**STATED TASK**. Write out the whole of the material exactly.

┌─ DATA RECORDS

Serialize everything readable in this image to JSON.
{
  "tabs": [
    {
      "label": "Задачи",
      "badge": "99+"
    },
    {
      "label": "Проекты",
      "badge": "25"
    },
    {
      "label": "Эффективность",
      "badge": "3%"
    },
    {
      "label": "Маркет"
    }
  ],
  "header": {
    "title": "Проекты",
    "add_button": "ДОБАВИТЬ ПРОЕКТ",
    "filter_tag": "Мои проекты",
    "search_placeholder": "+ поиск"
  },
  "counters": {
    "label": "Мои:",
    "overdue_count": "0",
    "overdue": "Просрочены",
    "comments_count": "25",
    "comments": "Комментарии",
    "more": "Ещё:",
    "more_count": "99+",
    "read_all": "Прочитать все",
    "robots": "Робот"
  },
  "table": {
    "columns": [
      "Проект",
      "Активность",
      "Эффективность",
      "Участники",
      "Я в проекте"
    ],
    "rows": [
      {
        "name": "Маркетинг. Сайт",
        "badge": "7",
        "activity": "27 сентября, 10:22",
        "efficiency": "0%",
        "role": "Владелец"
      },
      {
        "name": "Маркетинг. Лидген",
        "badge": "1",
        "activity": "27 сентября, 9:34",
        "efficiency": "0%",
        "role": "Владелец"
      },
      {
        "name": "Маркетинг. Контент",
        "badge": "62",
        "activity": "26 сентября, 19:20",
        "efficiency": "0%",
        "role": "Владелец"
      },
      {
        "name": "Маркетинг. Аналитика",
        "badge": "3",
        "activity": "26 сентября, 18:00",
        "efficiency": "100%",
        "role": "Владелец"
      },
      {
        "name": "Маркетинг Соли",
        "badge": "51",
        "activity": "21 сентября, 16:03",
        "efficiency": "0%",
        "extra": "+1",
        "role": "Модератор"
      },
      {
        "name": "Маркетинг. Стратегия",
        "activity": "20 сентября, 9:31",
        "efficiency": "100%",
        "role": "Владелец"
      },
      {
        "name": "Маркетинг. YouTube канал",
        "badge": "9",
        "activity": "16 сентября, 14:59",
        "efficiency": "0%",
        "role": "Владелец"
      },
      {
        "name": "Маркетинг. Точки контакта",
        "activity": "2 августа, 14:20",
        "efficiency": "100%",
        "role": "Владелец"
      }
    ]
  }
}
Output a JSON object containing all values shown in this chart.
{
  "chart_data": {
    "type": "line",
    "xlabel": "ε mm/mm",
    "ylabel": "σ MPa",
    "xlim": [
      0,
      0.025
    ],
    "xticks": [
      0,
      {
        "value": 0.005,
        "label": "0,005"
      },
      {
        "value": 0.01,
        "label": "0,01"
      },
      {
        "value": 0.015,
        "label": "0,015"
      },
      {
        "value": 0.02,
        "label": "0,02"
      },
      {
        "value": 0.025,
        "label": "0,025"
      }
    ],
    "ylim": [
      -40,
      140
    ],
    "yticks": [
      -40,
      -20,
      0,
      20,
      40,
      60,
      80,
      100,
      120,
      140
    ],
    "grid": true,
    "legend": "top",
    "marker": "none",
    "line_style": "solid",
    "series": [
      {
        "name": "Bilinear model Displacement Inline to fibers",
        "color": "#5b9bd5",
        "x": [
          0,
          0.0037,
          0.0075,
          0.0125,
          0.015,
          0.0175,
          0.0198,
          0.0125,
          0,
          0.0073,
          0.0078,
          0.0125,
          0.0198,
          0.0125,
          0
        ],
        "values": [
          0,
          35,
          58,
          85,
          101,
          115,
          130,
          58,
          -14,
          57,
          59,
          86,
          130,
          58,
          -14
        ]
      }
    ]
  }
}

└─

**RESPONSE BELOW**.
Serialize everything readable in this image to JSON.
{
  "tabs": [
    {
      "label": "Задачи",
      "badge": "99+"
    },
    {
      "label": "Проекты",
      "badge": "25"
    },
    {
      "label": "Эффективность",
      "badge": "3%"
    },
    {
      "label": "Маркет"
    }
  ],
  "header": {
    "title": "Проекты",
    "add_button": "ДОБАВИТЬ ПРОЕКТ",
    "filter_tag": "Мои проекты",
    "search_placeholder": "+ поиск"
  },
  "counters": {
    "label": "Мои:",
    "overdue_count": "0",
    "overdue": "Просрочены",
    "comments_count": "25",
    "comments": "Комментарии",
    "more": "Ещё:",
    "more_count": "99+",
    "read_all": "Прочитать все",
    "robots": "Робот"
  },
  "table": {
    "columns": [
      "Проект",
      "Активность",
      "Эффективность",
      "Участники",
      "Я в проекте"
    ],
    "rows": [
      {
        "name": "Маркетинг. Сайт",
        "badge": "7",
        "activity": "27 сентября, 10:22",
        "efficiency": "0%",
        "role": "Владелец"
      },
      {
        "name": "Маркетинг. Лидген",
        "badge": "1",
        "activity": "27 сентября, 9:34",
        "efficiency": "0%",
        "role": "Владелец"
      },
      {
        "name": "Маркетинг. Контент",
        "badge": "62",
        "activity": "26 сентября, 19:20",
        "efficiency": "0%",
        "role": "Владелец"
      },
      {
        "name": "Маркетинг. Аналитика",
        "badge": "3",
        "activity": "26 сентября, 18:00",
        "efficiency": "100%",
        "role": "Владелец"
      },
      {
        "name": "Маркетинг Соли",
        "badge": "51",
        "activity": "21 сентября, 16:03",
        "efficiency": "0%",
        "extra": "+1",
        "role": "Модератор"
      },
      {
        "name": "Маркетинг. Стратегия",
        "activity": "20 сентября, 9:31",
        "efficiency": "100%",
        "role": "Владелец"
      },
      {
        "name": "Маркетинг. YouTube канал",
        "badge": "9",
        "activity": "16 сентября, 14:59",
        "efficiency": "0%",
        "role": "Владелец"
      },
      {
        "name": "Маркетинг. Точки контакта",
        "activity": "2 августа, 14:20",
        "efficiency": "100%",
        "role": "Владелец"
      }
    ]
  }
}
Output a JSON object containing all values shown in this chart.
{
  "chart_data": {
    "type": "line",
    "xlabel": "ε mm/mm",
    "ylabel": "σ MPa",
    "xlim": [
      0,
      0.025
    ],
    "xticks": [
      0,
      {
        "value": 0.005,
        "label": "0,005"
      },
      {
        "value": 0.01,
        "label": "0,01"
      },
      {
        "value": 0.015,
        "label": "0,015"
      },
      {
        "value": 0.02,
        "label": "0,02"
      },
      {
        "value": 0.025,
        "label": "0,025"
      }
    ],
    "ylim": [
      -40,
      140
    ],
    "yticks": [
      -40,
      -20,
      0,
      20,
      40,
      60,
      80,
      100,
      120,
      140
    ],
    "grid": true,
    "legend": "top",
    "marker": "none",
    "line_style": "solid",
    "series": [
      {
        "name": "Bilinear model Displacement Inline to fibers",
        "color": "#5b9bd5",
        "x": [
          0,
          0.0037,
          0.0075,
          0.0125,
          0.015,
          0.0175,
          0.0198,
          0.0125,
          0,
          0.0073,
          0.0078,
          0.0125,
          0.0198,
          0.0125,
          0
        ],
        "values": [
          0,
          35,
          58,
          85,
          101,
          115,
          130,
          58,
          -14,
          57,
          59,
          86,
          130,
          58,
          -14
        ]
      }
    ]
  }
}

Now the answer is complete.